* start *
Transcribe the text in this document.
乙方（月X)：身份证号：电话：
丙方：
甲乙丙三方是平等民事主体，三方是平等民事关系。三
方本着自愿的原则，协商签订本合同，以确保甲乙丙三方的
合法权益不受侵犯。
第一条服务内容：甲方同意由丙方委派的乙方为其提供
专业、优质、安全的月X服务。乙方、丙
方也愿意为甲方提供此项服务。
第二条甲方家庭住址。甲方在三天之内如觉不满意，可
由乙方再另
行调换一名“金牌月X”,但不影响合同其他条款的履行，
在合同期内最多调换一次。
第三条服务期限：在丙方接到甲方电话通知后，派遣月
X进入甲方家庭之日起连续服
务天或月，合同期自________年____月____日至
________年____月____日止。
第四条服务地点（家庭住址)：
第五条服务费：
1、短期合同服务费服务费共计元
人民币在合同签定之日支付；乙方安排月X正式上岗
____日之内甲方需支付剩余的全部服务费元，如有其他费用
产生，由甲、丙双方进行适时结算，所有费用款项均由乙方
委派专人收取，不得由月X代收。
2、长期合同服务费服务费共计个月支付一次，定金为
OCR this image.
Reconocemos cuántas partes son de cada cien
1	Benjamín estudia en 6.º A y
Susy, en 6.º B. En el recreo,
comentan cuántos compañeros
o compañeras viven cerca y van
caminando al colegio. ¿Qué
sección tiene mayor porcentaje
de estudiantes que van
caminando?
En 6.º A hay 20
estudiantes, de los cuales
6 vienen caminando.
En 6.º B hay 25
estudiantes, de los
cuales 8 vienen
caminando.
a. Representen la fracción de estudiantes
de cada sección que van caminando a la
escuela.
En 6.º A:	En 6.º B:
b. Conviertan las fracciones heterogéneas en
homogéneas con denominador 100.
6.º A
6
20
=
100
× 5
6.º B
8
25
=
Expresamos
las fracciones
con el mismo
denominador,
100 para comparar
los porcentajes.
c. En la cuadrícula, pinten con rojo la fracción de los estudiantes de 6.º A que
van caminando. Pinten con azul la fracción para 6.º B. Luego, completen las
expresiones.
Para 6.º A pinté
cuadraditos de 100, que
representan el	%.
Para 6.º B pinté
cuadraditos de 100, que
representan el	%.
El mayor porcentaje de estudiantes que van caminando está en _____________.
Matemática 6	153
* end *
◆ **Your task**
Repeat all the entries exactly as given.

◆ **Task response**
Transcribe the text in this document.
乙方（月X)：身份证号：电话：
丙方：
甲乙丙三方是平等民事主体，三方是平等民事关系。三
方本着自愿的原则，协商签订本合同，以确保甲乙丙三方的
合法权益不受侵犯。
第一条服务内容：甲方同意由丙方委派的乙方为其提供
专业、优质、安全的月X服务。乙方、丙
方也愿意为甲方提供此项服务。
第二条甲方家庭住址。甲方在三天之内如觉不满意，可
由乙方再另
行调换一名“金牌月X”,但不影响合同其他条款的履行，
在合同期内最多调换一次。
第三条服务期限：在丙方接到甲方电话通知后，派遣月
X进入甲方家庭之日起连续服
务天或月，合同期自________年____月____日至
________年____月____日止。
第四条服务地点（家庭住址)：
第五条服务费：
1、短期合同服务费服务费共计元
人民币在合同签定之日支付；乙方安排月X正式上岗
____日之内甲方需支付剩余的全部服务费元，如有其他费用
产生，由甲、丙双方进行适时结算，所有费用款项均由乙方
委派专人收取，不得由月X代收。
2、长期合同服务费服务费共计个月支付一次，定金为
OCR this image.
Reconocemos cuántas partes son de cada cien
1	Benjamín estudia en 6.º A y
Susy, en 6.º B. En el recreo,
comentan cuántos compañeros
o compañeras viven cerca y van
caminando al colegio. ¿Qué
sección tiene mayor porcentaje
de estudiantes que van
caminando?
En 6.º A hay 20
estudiantes, de los cuales
6 vienen caminando.
En 6.º B hay 25
estudiantes, de los
cuales 8 vienen
caminando.
a. Representen la fracción de estudiantes
de cada sección que van caminando a la
escuela.
En 6.º A:	En 6.º B:
b. Conviertan las fracciones heterogéneas en
homogéneas con denominador 100.
6.º A
6
20
=
100
× 5
6.º B
8
25
=
Expresamos
las fracciones
con el mismo
denominador,
100 para comparar
los porcentajes.
c. En la cuadrícula, pinten con rojo la fracción de los estudiantes de 6.º A que
van caminando. Pinten con azul la fracción para 6.º B. Luego, completen las
expresiones.
Para 6.º A pinté
cuadraditos de 100, que
representan el	%.
Para 6.º B pinté
cuadraditos de 100, que
representan el	%.
El mayor porcentaje de estudiantes que van caminando está en _____________.
Matemática 6	153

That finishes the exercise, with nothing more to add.